» **YOUR INSTRUCTIONS**:
Leaving out the pictures, transcribe all of the records faithfully.
_ _ _ _ _ _ _
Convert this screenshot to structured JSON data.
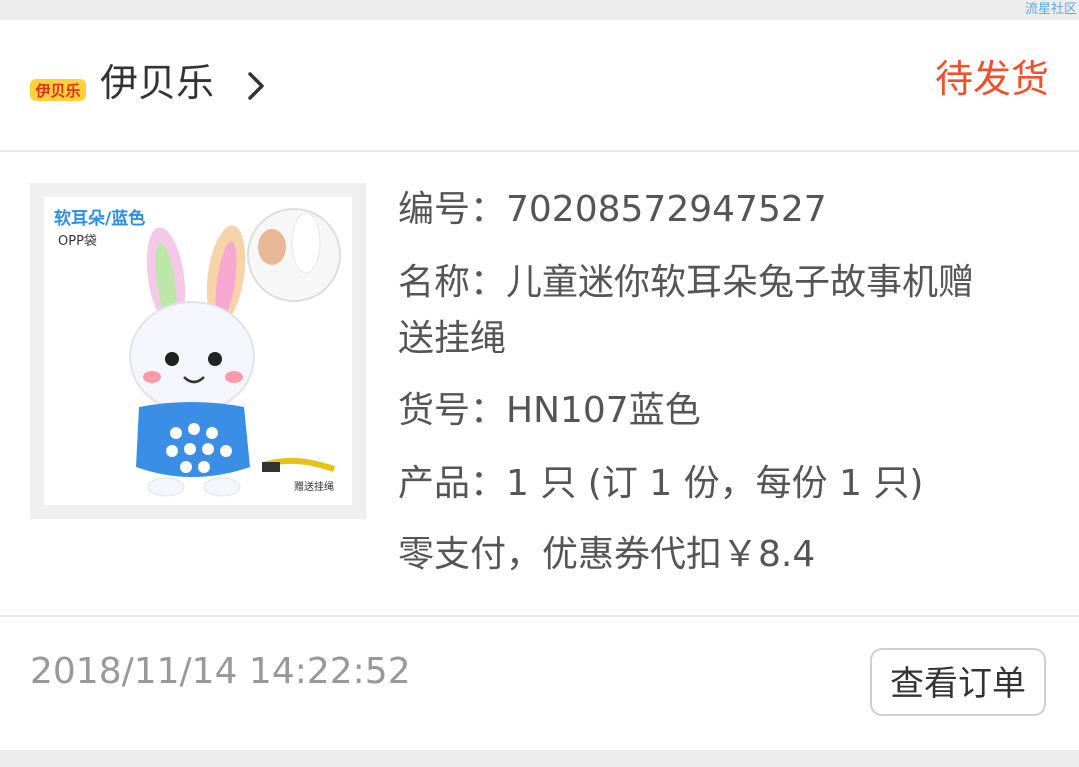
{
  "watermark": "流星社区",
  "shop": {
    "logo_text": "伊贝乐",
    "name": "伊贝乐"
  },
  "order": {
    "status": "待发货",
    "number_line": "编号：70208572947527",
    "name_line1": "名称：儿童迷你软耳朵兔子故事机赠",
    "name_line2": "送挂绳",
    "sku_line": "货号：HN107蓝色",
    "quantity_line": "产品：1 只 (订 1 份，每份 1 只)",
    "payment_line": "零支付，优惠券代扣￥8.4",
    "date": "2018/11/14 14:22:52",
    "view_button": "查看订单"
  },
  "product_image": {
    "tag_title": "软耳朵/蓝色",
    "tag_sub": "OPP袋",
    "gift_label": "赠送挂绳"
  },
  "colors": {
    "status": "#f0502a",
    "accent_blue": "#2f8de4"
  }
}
_ _ _ _ _ _ _
» **OUTPUT BELOW**:
Convert this screenshot to structured JSON data.
{
  "watermark": "流星社区",
  "shop": {
    "logo_text": "伊贝乐",
    "name": "伊贝乐"
  },
  "order": {
    "status": "待发货",
    "number_line": "编号：70208572947527",
    "name_line1": "名称：儿童迷你软耳朵兔子故事机赠",
    "name_line2": "送挂绳",
    "sku_line": "货号：HN107蓝色",
    "quantity_line": "产品：1 只 (订 1 份，每份 1 只)",
    "payment_line": "零支付，优惠券代扣￥8.4",
    "date": "2018/11/14 14:22:52",
    "view_button": "查看订单"
  },
  "product_image": {
    "tag_title": "软耳朵/蓝色",
    "tag_sub": "OPP袋",
    "gift_label": "赠送挂绳"
  },
  "colors": {
    "status": "#f0502a",
    "accent_blue": "#2f8de4"
  }
}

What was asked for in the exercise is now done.